- Task instructions:
Search the material for the word "JSON" and report each line where it turns up.

####

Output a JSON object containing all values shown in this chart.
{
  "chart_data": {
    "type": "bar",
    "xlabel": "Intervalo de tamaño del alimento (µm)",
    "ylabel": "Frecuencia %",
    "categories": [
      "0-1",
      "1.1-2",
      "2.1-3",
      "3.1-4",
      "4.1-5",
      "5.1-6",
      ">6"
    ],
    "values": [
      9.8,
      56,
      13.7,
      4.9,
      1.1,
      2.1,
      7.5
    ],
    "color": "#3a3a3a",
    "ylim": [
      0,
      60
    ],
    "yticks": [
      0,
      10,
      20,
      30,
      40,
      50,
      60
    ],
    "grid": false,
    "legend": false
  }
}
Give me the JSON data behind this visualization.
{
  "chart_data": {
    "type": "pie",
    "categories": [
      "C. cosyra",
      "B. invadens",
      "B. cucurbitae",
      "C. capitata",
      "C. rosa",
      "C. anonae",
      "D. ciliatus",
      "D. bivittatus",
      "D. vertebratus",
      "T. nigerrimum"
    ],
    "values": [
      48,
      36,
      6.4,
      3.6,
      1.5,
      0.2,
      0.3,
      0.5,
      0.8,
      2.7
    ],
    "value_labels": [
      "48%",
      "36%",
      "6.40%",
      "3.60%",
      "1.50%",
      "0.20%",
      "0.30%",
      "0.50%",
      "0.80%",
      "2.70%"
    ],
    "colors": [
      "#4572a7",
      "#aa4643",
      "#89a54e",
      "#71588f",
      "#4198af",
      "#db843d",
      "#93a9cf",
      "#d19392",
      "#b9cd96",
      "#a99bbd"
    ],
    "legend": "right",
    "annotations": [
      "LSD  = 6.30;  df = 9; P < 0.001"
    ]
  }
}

####

- Output for this task:
Output a JSON object containing all values shown in this chart.
Give me the JSON data behind this visualization.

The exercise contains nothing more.